> [WHAT THE EXERCISE ASKS]:
Where a line in the listing contains the string "samorządu", copy that line out.

> [DATA LINES]:
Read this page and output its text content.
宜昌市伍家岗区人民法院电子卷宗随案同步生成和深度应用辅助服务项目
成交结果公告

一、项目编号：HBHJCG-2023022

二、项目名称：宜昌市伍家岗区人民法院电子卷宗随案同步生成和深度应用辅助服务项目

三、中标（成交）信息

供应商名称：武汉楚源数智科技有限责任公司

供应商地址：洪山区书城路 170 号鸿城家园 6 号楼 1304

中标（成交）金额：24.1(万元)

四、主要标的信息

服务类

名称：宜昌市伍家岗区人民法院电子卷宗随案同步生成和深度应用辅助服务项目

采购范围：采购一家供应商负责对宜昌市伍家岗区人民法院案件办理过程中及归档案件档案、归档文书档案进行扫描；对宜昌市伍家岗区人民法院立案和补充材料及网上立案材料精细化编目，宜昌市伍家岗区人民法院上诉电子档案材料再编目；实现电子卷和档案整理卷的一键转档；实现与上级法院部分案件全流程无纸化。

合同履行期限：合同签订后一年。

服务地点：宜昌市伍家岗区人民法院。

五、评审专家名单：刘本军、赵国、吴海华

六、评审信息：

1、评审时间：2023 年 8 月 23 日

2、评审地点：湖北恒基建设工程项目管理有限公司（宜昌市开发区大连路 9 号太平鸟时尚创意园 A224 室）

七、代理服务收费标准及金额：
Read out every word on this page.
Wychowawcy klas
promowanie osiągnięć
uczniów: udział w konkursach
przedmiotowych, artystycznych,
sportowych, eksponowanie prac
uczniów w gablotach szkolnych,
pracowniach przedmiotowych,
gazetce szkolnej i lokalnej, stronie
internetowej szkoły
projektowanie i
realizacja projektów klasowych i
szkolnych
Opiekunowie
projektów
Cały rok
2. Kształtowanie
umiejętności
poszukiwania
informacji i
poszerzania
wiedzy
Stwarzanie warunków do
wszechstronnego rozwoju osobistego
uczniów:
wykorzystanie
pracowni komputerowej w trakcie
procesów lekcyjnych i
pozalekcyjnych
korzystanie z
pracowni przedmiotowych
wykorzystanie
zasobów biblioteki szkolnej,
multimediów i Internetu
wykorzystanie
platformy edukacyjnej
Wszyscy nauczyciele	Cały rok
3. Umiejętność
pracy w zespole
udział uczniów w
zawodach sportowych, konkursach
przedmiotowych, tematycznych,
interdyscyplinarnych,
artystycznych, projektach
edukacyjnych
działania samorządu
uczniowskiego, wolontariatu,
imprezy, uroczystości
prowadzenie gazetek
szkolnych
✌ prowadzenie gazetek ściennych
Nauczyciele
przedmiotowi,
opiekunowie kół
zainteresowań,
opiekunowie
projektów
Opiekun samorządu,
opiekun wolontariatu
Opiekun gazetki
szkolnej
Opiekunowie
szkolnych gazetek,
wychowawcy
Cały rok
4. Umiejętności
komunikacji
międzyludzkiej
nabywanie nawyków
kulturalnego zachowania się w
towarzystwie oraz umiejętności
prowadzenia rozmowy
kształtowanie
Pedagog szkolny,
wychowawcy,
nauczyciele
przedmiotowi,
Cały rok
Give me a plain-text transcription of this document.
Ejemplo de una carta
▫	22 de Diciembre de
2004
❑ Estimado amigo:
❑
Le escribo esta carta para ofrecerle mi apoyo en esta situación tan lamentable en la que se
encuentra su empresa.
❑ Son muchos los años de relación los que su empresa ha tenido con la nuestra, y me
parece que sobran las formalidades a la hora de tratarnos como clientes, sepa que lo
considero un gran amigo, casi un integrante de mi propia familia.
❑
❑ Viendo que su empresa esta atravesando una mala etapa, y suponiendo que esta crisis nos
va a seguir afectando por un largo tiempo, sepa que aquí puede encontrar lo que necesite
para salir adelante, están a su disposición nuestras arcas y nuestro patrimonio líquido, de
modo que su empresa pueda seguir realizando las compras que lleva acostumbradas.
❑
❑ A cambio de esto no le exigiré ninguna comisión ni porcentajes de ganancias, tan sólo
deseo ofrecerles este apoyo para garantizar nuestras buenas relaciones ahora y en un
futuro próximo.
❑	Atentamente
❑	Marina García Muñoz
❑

> [EXERCISE SOLUTION]:
działania samorządu
Opiekun samorządu,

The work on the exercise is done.